-- SUPPLIED MATERIAL --
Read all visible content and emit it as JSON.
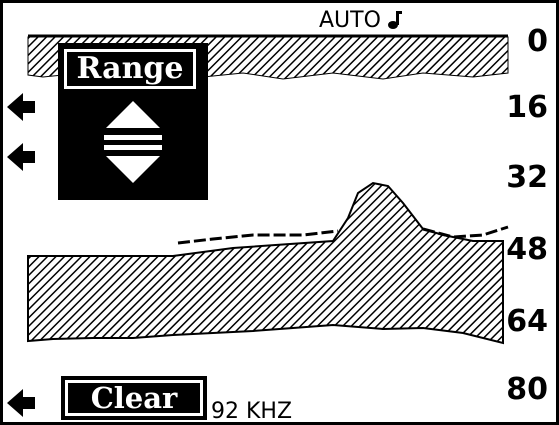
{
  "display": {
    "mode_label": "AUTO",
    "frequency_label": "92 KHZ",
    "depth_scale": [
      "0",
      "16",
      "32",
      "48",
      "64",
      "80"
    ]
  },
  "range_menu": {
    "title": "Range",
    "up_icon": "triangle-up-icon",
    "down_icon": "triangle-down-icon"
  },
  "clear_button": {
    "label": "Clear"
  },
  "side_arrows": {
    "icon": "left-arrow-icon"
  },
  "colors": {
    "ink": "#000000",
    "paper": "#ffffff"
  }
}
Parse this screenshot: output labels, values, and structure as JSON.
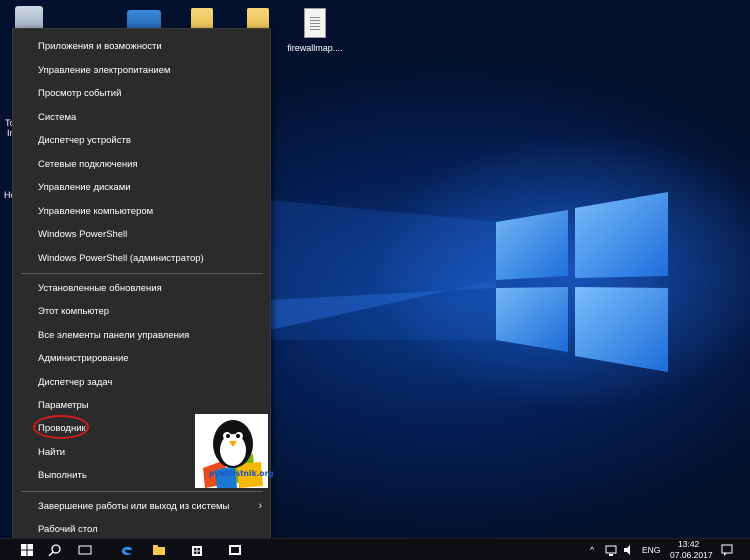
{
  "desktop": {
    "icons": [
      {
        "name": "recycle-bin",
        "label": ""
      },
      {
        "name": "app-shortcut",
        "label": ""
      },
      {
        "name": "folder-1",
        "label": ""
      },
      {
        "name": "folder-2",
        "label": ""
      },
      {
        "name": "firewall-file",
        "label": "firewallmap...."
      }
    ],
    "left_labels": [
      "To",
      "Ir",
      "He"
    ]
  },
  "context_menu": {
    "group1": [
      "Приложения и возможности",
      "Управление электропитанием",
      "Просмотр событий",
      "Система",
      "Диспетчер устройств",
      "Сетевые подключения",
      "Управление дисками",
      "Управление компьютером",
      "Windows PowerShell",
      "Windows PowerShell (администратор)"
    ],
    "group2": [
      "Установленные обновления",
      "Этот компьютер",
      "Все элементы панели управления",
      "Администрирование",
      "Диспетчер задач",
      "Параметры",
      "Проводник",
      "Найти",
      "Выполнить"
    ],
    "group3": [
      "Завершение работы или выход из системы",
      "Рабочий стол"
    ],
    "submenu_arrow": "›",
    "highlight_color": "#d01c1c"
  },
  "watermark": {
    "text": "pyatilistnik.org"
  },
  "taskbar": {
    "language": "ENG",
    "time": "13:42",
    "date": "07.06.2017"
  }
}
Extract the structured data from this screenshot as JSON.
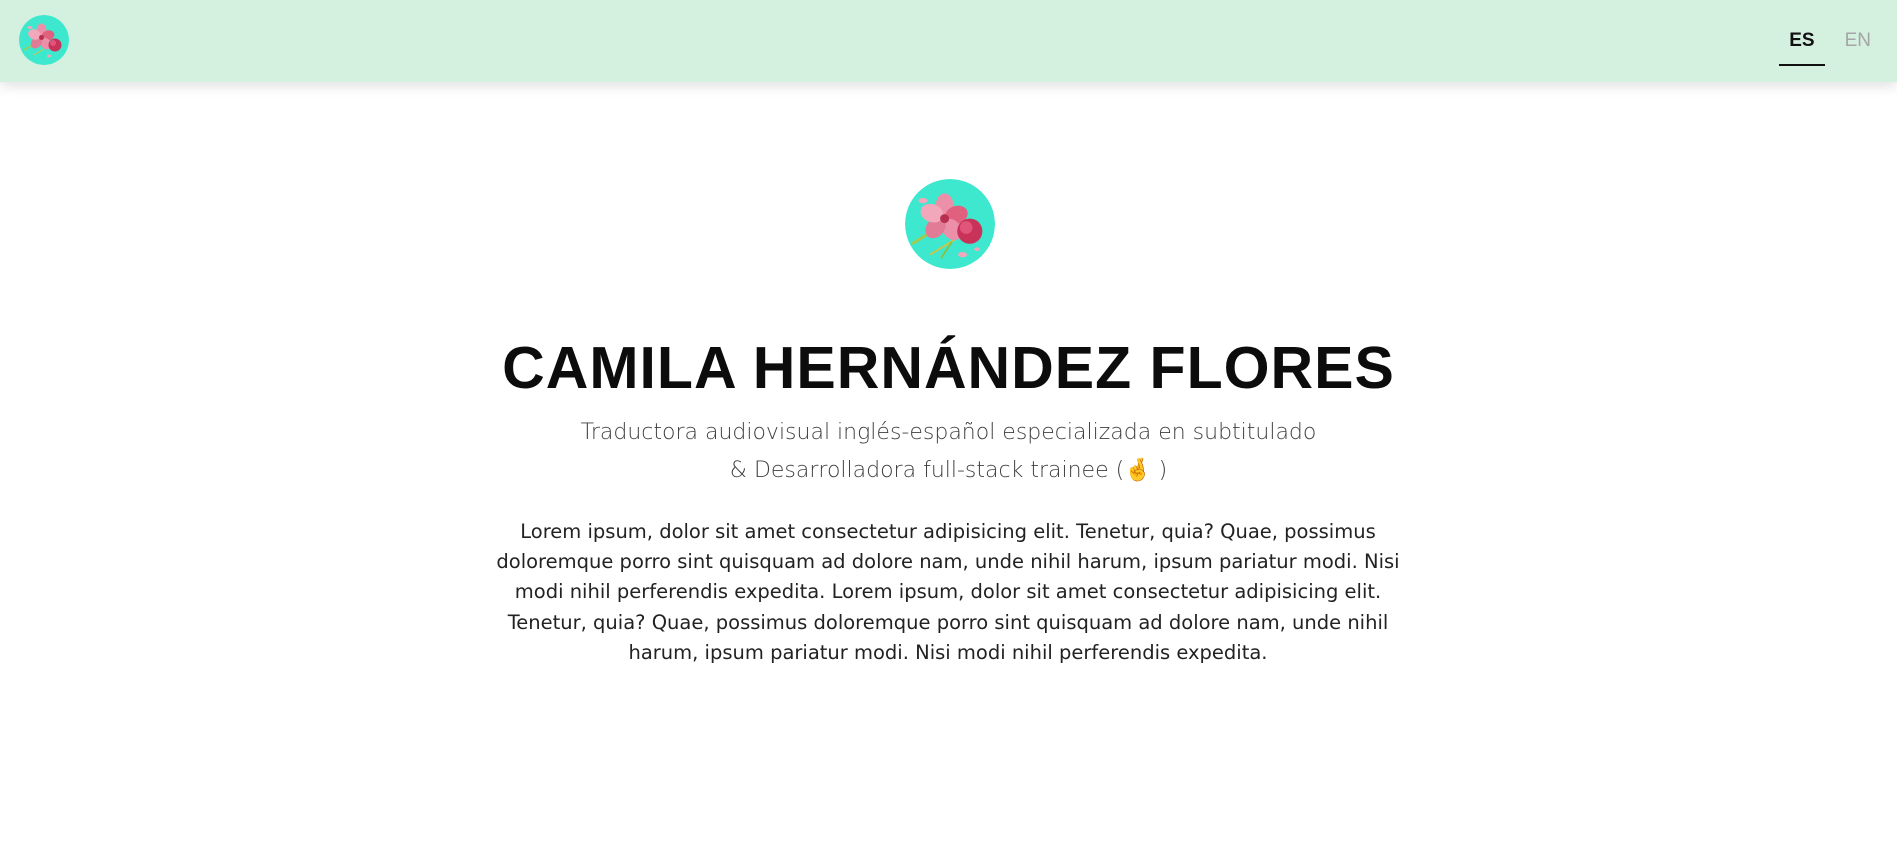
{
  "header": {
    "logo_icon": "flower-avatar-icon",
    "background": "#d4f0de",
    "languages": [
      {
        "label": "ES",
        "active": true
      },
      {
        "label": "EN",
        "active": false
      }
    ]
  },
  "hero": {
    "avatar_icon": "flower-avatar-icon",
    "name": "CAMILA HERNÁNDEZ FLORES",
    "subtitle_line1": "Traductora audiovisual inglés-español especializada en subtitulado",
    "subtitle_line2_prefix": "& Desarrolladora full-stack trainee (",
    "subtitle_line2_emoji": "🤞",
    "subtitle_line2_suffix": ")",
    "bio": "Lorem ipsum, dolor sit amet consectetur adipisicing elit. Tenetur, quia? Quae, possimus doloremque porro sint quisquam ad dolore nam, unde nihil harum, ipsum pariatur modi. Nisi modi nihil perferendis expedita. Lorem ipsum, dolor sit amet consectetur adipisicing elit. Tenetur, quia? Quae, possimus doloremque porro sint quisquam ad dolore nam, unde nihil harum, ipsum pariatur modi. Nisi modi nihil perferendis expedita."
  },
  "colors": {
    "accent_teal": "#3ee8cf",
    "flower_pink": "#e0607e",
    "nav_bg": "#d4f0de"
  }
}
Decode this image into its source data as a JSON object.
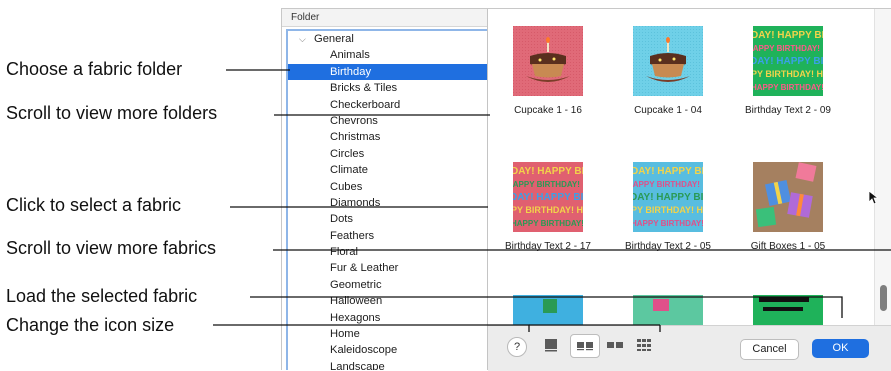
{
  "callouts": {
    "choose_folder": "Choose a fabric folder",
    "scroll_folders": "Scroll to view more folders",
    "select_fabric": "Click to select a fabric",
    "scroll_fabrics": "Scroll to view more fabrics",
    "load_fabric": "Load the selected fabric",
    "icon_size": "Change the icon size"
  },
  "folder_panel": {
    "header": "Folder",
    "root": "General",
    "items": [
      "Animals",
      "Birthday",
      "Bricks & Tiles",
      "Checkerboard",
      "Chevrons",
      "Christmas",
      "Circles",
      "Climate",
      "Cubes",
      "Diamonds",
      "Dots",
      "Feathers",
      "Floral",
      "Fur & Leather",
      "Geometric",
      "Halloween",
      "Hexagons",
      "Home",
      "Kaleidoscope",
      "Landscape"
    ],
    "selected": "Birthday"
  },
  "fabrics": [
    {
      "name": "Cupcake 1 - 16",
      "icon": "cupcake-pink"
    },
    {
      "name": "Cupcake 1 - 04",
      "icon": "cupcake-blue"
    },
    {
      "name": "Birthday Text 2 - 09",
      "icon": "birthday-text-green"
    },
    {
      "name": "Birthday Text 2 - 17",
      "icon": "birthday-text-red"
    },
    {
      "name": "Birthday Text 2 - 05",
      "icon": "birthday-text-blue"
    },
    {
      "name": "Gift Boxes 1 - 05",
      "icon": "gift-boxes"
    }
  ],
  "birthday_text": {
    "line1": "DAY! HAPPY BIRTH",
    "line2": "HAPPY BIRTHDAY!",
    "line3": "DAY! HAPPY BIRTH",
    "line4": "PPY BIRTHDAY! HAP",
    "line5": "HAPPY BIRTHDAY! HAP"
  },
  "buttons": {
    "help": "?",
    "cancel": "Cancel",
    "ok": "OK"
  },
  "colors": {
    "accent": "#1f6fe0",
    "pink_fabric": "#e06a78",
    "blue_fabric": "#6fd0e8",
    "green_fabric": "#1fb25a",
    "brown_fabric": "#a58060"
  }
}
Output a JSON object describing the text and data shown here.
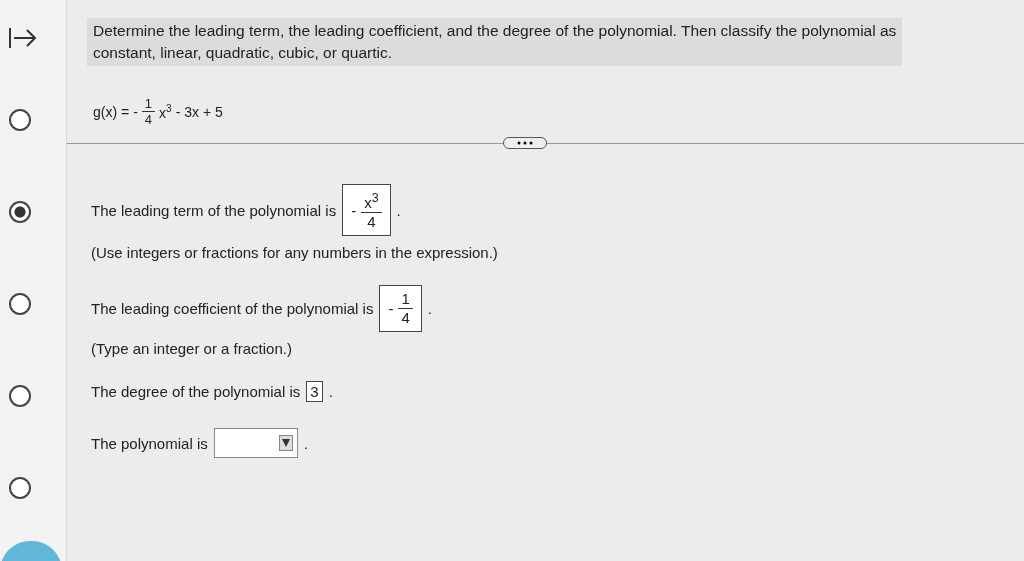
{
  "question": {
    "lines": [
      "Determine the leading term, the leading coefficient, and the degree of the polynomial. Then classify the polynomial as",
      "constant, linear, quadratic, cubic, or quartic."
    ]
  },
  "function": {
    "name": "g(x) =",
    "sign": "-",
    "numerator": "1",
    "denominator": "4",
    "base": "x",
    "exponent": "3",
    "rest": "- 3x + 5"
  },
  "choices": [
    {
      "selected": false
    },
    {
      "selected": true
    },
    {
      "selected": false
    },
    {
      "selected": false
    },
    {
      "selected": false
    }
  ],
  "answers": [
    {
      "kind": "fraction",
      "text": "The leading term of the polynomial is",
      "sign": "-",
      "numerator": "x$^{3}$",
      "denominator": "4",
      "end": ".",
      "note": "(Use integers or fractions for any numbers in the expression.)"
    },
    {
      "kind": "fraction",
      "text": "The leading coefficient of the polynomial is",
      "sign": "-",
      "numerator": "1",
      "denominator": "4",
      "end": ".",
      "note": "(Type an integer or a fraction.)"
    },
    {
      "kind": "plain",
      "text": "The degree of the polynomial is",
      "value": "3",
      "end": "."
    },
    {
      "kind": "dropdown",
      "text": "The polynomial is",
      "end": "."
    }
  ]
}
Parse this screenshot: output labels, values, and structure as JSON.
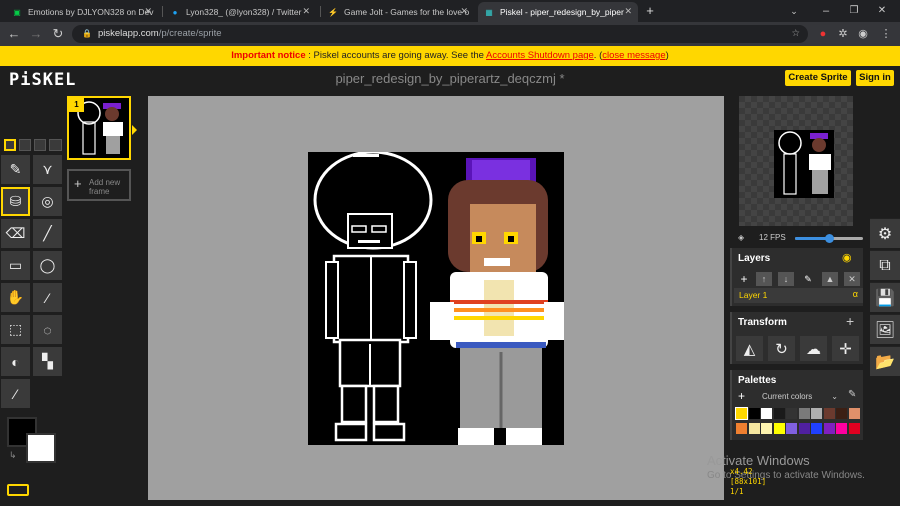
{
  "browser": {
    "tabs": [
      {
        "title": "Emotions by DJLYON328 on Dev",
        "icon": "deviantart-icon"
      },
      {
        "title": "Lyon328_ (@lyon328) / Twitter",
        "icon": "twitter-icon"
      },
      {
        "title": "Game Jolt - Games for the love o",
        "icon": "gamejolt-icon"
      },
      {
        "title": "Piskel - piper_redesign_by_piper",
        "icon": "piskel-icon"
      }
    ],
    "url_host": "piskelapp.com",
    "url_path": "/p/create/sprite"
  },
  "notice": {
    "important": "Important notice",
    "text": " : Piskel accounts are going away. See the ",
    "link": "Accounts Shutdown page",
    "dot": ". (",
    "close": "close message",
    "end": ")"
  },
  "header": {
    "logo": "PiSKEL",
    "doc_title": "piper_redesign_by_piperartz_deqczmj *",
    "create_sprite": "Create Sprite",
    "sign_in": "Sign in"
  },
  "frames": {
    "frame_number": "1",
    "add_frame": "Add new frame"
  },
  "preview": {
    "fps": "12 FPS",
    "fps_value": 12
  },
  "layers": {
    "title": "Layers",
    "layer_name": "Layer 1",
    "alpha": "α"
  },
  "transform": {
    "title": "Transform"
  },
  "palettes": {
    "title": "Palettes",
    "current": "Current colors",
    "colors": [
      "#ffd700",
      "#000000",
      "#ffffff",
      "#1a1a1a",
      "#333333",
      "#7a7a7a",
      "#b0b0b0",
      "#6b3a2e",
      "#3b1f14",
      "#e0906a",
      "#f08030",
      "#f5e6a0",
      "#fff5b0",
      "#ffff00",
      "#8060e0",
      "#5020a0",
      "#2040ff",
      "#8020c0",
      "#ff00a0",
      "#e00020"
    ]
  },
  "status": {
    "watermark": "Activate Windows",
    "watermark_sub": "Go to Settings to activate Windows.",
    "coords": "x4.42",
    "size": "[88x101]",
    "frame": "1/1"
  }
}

-- DESCRIPTION OF THE TASK --
Find every line that holds "data" and copy it.

-- SOLUTION TO THIS EXERCISE --
Extract the structured data from this screenshot as JSON.
Decode this image into its source data as a JSON object.
Output a JSON object describing the text and data shown here.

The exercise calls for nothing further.